**Job**
Copy each line exactly.

::: Raw data

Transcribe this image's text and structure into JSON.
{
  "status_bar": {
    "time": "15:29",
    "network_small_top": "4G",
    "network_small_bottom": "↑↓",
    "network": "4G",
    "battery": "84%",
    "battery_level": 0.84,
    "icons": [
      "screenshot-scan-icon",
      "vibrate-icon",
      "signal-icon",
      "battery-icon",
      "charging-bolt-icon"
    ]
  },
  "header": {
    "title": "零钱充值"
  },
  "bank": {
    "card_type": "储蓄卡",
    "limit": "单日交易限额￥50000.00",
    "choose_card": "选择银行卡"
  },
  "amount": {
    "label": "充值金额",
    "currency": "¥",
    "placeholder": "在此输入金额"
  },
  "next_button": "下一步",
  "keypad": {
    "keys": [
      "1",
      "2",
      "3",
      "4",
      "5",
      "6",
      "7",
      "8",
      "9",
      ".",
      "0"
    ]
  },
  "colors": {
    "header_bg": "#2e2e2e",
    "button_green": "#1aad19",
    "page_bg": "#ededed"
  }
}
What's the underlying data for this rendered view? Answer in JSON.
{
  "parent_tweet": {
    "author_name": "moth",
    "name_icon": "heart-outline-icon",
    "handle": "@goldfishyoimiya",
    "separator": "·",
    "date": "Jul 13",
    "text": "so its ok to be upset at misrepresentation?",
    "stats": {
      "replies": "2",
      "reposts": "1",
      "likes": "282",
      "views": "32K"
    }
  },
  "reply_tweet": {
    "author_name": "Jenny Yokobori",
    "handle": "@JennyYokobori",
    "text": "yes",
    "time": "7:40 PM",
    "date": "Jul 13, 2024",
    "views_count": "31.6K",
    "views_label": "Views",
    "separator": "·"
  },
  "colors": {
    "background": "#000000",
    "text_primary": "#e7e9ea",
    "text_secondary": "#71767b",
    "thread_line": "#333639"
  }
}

::::::

**Response to this task**
Transcribe this image's text and structure into JSON.
{
  "status_bar": {
    "time": "15:29",
    "network_small_top": "4G",
    "network_small_bottom": "↑↓",
    "network": "4G",
    "battery": "84%",
    "battery_level": 0.84,
    "icons": [
      "screenshot-scan-icon",
      "vibrate-icon",
      "signal-icon",
      "battery-icon",
      "charging-bolt-icon"
    ]
  },
  "header": {
    "title": "零钱充值"
  },
  "bank": {
    "card_type": "储蓄卡",
    "limit": "单日交易限额￥50000.00",
    "choose_card": "选择银行卡"
  },
  "amount": {
    "label": "充值金额",
    "currency": "¥",
    "placeholder": "在此输入金额"
  },
  "next_button": "下一步",
  "keypad": {
    "keys": [
      "1",
      "2",
      "3",
      "4",
      "5",
      "6",
      "7",
      "8",
      "9",
      ".",
      "0"
    ]
  },
  "colors": {
    "header_bg": "#2e2e2e",
    "button_green": "#1aad19",
    "page_bg": "#ededed"
  }
}
What's the underlying data for this rendered view? Answer in JSON.
{
  "parent_tweet": {
    "author_name": "moth",
    "name_icon": "heart-outline-icon",
    "handle": "@goldfishyoimiya",
    "separator": "·",
    "date": "Jul 13",
    "text": "so its ok to be upset at misrepresentation?",
    "stats": {
      "replies": "2",
      "reposts": "1",
      "likes": "282",
      "views": "32K"
    }
  },
  "reply_tweet": {
    "author_name": "Jenny Yokobori",
    "handle": "@JennyYokobori",
    "text": "yes",
    "time": "7:40 PM",
    "date": "Jul 13, 2024",
    "views_count": "31.6K",
    "views_label": "Views",
    "separator": "·"
  },
  "colors": {
    "background": "#000000",
    "text_primary": "#e7e9ea",
    "text_secondary": "#71767b",
    "thread_line": "#333639"
  }
}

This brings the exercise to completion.